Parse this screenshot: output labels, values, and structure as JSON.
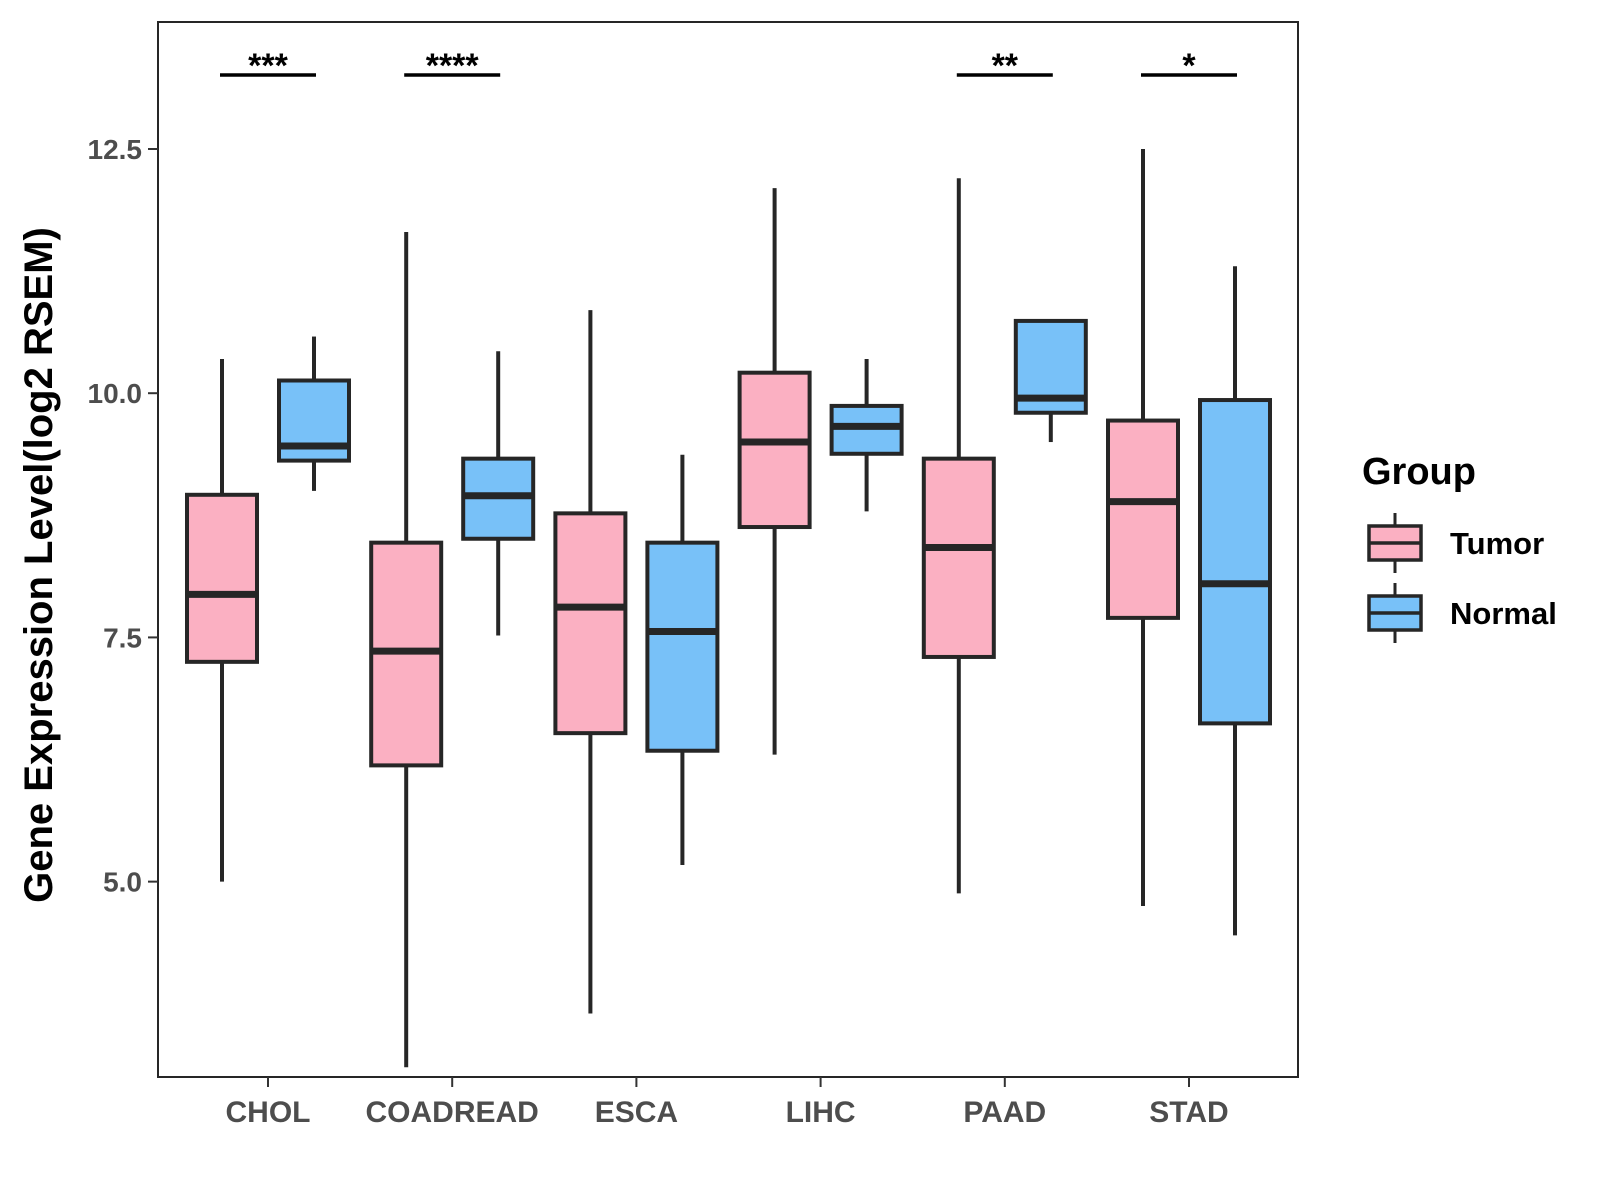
{
  "chart_data": {
    "type": "boxplot",
    "title": "",
    "xlabel": "",
    "ylabel": "Gene Expression Level(log2 RSEM)",
    "ylim": [
      3.0,
      13.8
    ],
    "yticks": [
      5.0,
      7.5,
      10.0,
      12.5
    ],
    "ytick_labels": [
      "5.0",
      "7.5",
      "10.0",
      "12.5"
    ],
    "categories": [
      "CHOL",
      "COADREAD",
      "ESCA",
      "LIHC",
      "PAAD",
      "STAD"
    ],
    "legend": {
      "title": "Group",
      "position": "right",
      "entries": [
        "Tumor",
        "Normal"
      ]
    },
    "colors": {
      "Tumor": "#FBB0C2",
      "Normal": "#78C1F8",
      "outline": "#262626"
    },
    "series": [
      {
        "name": "Tumor",
        "boxes": [
          {
            "min": 5.0,
            "q1": 7.25,
            "median": 7.94,
            "q3": 8.96,
            "max": 10.35
          },
          {
            "min": 3.1,
            "q1": 6.19,
            "median": 7.36,
            "q3": 8.47,
            "max": 11.65
          },
          {
            "min": 3.65,
            "q1": 6.52,
            "median": 7.81,
            "q3": 8.77,
            "max": 10.85
          },
          {
            "min": 6.3,
            "q1": 8.63,
            "median": 9.5,
            "q3": 10.21,
            "max": 12.1
          },
          {
            "min": 4.88,
            "q1": 7.3,
            "median": 8.42,
            "q3": 9.33,
            "max": 12.2
          },
          {
            "min": 4.75,
            "q1": 7.7,
            "median": 8.89,
            "q3": 9.72,
            "max": 12.5
          }
        ]
      },
      {
        "name": "Normal",
        "boxes": [
          {
            "min": 9.0,
            "q1": 9.31,
            "median": 9.46,
            "q3": 10.13,
            "max": 10.58
          },
          {
            "min": 7.52,
            "q1": 8.51,
            "median": 8.95,
            "q3": 9.33,
            "max": 10.43
          },
          {
            "min": 5.17,
            "q1": 6.34,
            "median": 7.56,
            "q3": 8.47,
            "max": 9.37
          },
          {
            "min": 8.79,
            "q1": 9.38,
            "median": 9.66,
            "q3": 9.87,
            "max": 10.35
          },
          {
            "min": 9.5,
            "q1": 9.8,
            "median": 9.95,
            "q3": 10.74,
            "max": 10.74
          },
          {
            "min": 4.45,
            "q1": 6.62,
            "median": 8.05,
            "q3": 9.93,
            "max": 11.3
          }
        ]
      }
    ],
    "significance": [
      {
        "category": "CHOL",
        "label": "***"
      },
      {
        "category": "COADREAD",
        "label": "****"
      },
      {
        "category": "PAAD",
        "label": "**"
      },
      {
        "category": "STAD",
        "label": "*"
      }
    ]
  }
}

§ What this task involves:
Restate each entry verbatim and skip every image.

§ Answer below:
Parse this screenshot: output labels, values, and structure as JSON.
{
  "chart_data": {
    "type": "boxplot",
    "title": "",
    "xlabel": "",
    "ylabel": "Gene Expression Level(log2 RSEM)",
    "ylim": [
      3.0,
      13.8
    ],
    "yticks": [
      5.0,
      7.5,
      10.0,
      12.5
    ],
    "ytick_labels": [
      "5.0",
      "7.5",
      "10.0",
      "12.5"
    ],
    "categories": [
      "CHOL",
      "COADREAD",
      "ESCA",
      "LIHC",
      "PAAD",
      "STAD"
    ],
    "legend": {
      "title": "Group",
      "position": "right",
      "entries": [
        "Tumor",
        "Normal"
      ]
    },
    "colors": {
      "Tumor": "#FBB0C2",
      "Normal": "#78C1F8",
      "outline": "#262626"
    },
    "series": [
      {
        "name": "Tumor",
        "boxes": [
          {
            "min": 5.0,
            "q1": 7.25,
            "median": 7.94,
            "q3": 8.96,
            "max": 10.35
          },
          {
            "min": 3.1,
            "q1": 6.19,
            "median": 7.36,
            "q3": 8.47,
            "max": 11.65
          },
          {
            "min": 3.65,
            "q1": 6.52,
            "median": 7.81,
            "q3": 8.77,
            "max": 10.85
          },
          {
            "min": 6.3,
            "q1": 8.63,
            "median": 9.5,
            "q3": 10.21,
            "max": 12.1
          },
          {
            "min": 4.88,
            "q1": 7.3,
            "median": 8.42,
            "q3": 9.33,
            "max": 12.2
          },
          {
            "min": 4.75,
            "q1": 7.7,
            "median": 8.89,
            "q3": 9.72,
            "max": 12.5
          }
        ]
      },
      {
        "name": "Normal",
        "boxes": [
          {
            "min": 9.0,
            "q1": 9.31,
            "median": 9.46,
            "q3": 10.13,
            "max": 10.58
          },
          {
            "min": 7.52,
            "q1": 8.51,
            "median": 8.95,
            "q3": 9.33,
            "max": 10.43
          },
          {
            "min": 5.17,
            "q1": 6.34,
            "median": 7.56,
            "q3": 8.47,
            "max": 9.37
          },
          {
            "min": 8.79,
            "q1": 9.38,
            "median": 9.66,
            "q3": 9.87,
            "max": 10.35
          },
          {
            "min": 9.5,
            "q1": 9.8,
            "median": 9.95,
            "q3": 10.74,
            "max": 10.74
          },
          {
            "min": 4.45,
            "q1": 6.62,
            "median": 8.05,
            "q3": 9.93,
            "max": 11.3
          }
        ]
      }
    ],
    "significance": [
      {
        "category": "CHOL",
        "label": "***"
      },
      {
        "category": "COADREAD",
        "label": "****"
      },
      {
        "category": "PAAD",
        "label": "**"
      },
      {
        "category": "STAD",
        "label": "*"
      }
    ]
  }
}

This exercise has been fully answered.